--- Start of PROVIDED MATERIAL ---
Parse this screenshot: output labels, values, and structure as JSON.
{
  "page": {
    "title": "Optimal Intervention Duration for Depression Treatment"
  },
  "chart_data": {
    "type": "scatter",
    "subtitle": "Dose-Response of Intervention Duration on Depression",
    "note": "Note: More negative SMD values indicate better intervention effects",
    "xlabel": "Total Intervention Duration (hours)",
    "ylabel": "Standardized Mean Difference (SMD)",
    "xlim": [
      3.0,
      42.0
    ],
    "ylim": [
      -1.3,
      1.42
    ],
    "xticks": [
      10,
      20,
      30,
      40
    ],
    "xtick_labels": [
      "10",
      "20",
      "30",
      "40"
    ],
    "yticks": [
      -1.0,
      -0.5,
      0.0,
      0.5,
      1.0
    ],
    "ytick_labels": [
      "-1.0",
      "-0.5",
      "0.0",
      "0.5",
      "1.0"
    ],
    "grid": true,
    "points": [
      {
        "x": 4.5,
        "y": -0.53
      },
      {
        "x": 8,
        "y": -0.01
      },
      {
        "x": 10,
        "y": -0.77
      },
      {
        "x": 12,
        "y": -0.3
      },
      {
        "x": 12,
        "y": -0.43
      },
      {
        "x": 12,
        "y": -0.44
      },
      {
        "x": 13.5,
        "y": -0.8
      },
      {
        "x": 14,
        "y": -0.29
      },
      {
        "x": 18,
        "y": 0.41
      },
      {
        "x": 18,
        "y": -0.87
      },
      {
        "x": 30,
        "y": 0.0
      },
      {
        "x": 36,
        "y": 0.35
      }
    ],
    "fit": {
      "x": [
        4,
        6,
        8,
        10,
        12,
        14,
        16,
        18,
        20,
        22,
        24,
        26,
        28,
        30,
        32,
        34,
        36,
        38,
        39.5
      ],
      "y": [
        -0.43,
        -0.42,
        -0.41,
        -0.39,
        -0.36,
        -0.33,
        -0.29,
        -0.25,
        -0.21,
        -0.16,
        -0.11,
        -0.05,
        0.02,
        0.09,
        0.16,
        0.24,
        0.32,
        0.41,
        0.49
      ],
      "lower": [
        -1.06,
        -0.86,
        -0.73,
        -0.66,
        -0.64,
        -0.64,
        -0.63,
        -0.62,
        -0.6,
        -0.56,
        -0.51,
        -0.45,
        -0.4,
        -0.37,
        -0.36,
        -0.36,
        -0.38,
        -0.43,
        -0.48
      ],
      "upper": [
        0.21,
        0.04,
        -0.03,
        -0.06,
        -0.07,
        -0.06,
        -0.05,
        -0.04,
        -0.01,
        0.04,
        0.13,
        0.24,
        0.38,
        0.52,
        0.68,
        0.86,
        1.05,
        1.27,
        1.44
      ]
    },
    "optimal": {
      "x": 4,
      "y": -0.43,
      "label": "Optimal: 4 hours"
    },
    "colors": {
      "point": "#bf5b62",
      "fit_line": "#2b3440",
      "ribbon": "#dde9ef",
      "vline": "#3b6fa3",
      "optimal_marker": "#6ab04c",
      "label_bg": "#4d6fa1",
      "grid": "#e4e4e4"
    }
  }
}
--- End of PROVIDED MATERIAL ---
§ **YOUR GOAL**: Scan the listing above and copy all lines containing the word "values".

§ **ANSWER FOR THIS EXERCISE**:
Parse this screenshot: output labels, values, and structure as JSON.
    "note": "Note: More negative SMD values indicate better intervention effects",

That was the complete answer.